Job – Using the data below, gather each line that includes the word "социал".

Collected data
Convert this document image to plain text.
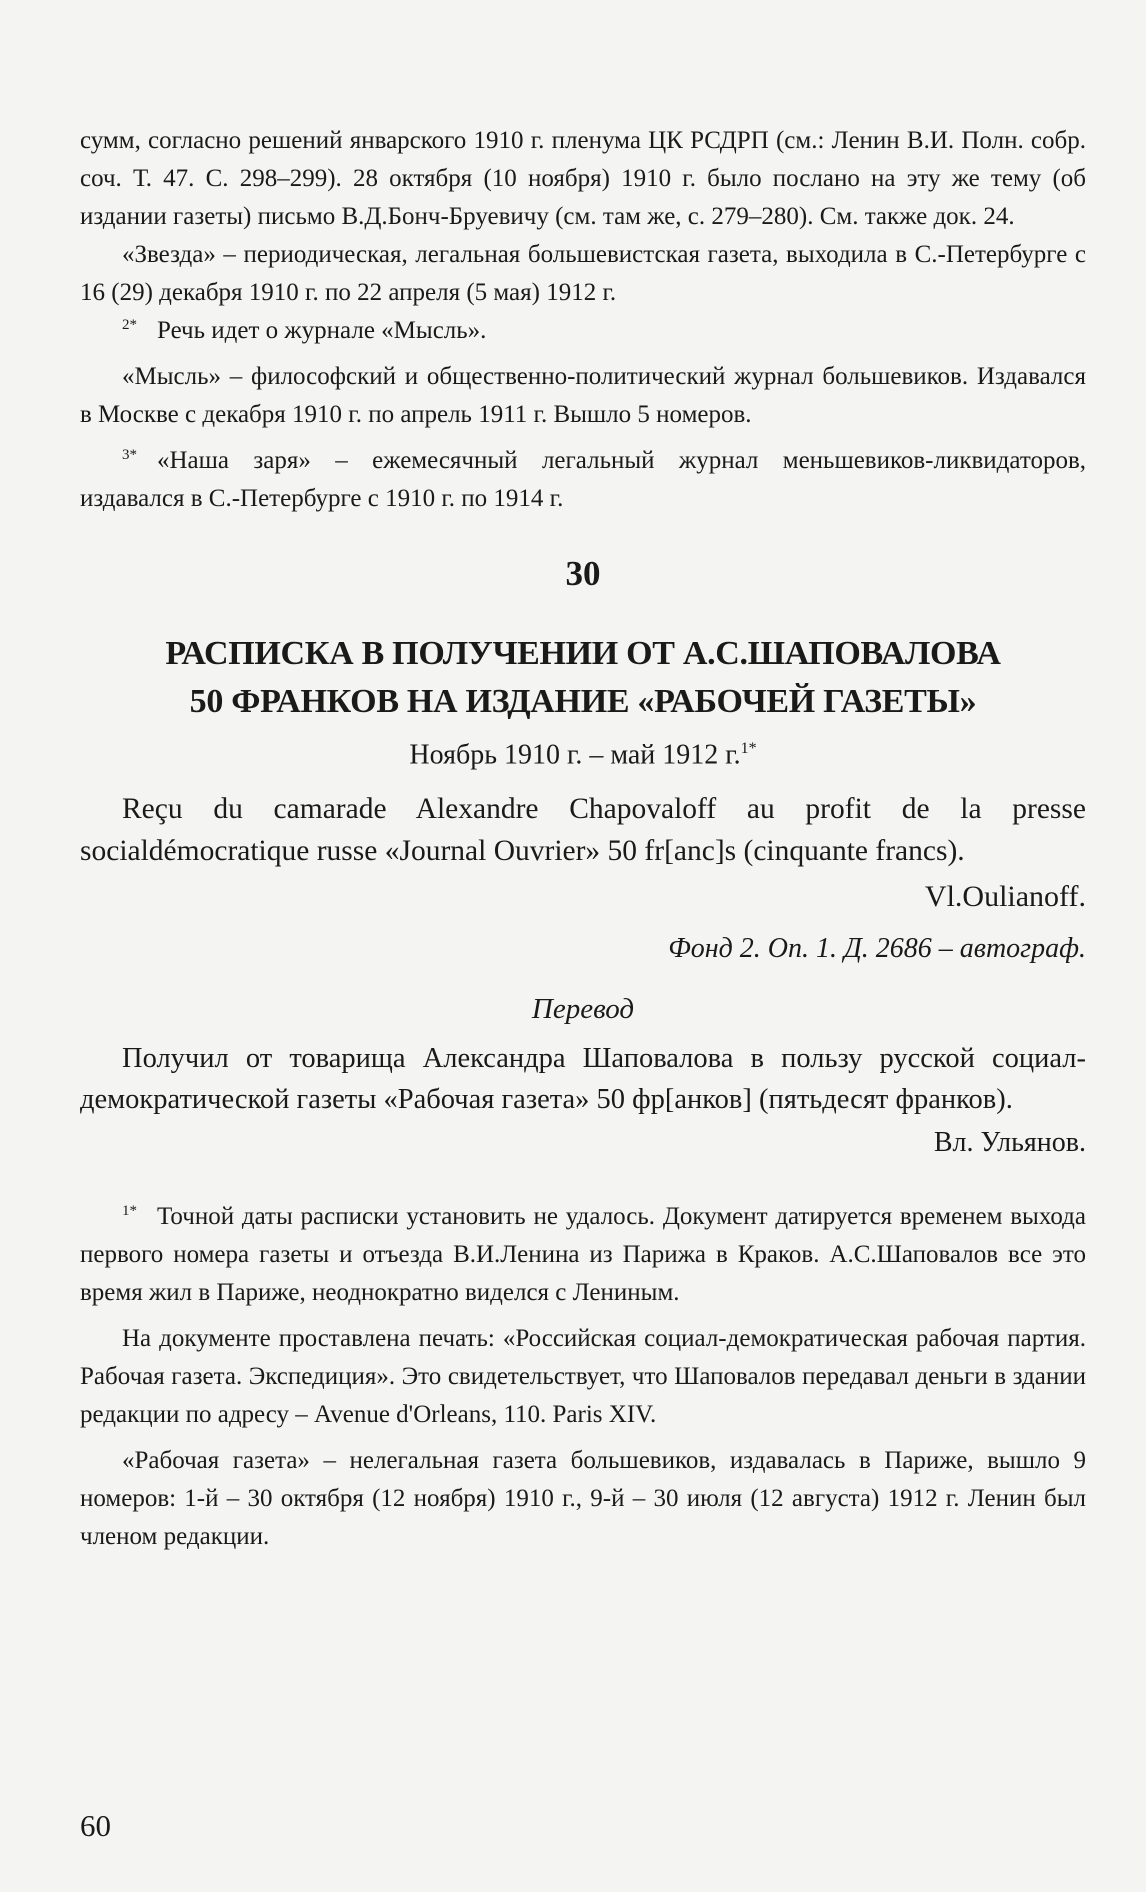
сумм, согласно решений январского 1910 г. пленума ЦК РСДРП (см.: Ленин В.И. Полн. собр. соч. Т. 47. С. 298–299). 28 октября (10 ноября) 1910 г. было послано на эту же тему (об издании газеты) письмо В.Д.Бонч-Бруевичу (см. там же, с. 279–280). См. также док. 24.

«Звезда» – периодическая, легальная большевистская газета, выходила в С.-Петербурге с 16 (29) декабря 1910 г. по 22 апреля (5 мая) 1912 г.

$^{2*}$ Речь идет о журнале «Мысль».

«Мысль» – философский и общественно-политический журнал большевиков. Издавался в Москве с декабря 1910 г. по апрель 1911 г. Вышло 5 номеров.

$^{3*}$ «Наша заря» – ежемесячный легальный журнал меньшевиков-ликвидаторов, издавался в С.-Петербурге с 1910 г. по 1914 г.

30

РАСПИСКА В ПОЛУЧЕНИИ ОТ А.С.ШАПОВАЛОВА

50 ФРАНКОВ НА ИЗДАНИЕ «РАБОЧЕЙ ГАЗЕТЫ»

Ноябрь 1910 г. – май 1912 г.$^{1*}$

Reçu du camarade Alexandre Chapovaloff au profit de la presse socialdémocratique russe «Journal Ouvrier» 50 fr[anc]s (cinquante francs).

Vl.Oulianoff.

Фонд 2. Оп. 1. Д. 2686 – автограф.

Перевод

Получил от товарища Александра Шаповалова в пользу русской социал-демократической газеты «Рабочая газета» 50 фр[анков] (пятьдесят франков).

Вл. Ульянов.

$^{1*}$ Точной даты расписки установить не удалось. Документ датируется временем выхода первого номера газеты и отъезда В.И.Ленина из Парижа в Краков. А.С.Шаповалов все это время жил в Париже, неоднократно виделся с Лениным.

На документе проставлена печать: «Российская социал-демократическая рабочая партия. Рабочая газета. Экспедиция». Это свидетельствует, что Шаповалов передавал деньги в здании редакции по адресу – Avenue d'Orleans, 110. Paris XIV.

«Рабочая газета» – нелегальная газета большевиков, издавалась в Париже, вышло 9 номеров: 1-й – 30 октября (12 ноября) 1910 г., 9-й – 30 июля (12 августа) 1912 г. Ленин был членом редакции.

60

--

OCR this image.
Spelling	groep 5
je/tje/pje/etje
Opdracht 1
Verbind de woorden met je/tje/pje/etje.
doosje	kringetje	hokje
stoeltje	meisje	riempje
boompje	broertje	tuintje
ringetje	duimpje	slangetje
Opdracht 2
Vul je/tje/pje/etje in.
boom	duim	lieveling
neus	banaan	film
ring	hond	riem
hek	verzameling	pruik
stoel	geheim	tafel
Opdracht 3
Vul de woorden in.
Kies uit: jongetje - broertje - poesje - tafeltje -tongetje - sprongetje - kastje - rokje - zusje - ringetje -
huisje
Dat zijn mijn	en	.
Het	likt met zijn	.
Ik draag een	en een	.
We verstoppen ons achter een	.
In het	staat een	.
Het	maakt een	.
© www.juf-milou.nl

Result of the exercise –
Получил от товарища Александра Шаповалова в пользу русской социал-демократической газеты «Рабочая газета» 50 фр[анков] (пятьдесят франков).
На документе проставлена печать: «Российская социал-демократическая рабочая партия. Рабочая газета. Экспедиция». Это свидетельствует, что Шаповалов передавал деньги в здании редакции по адресу – Avenue d'Orleans, 110. Paris XIV.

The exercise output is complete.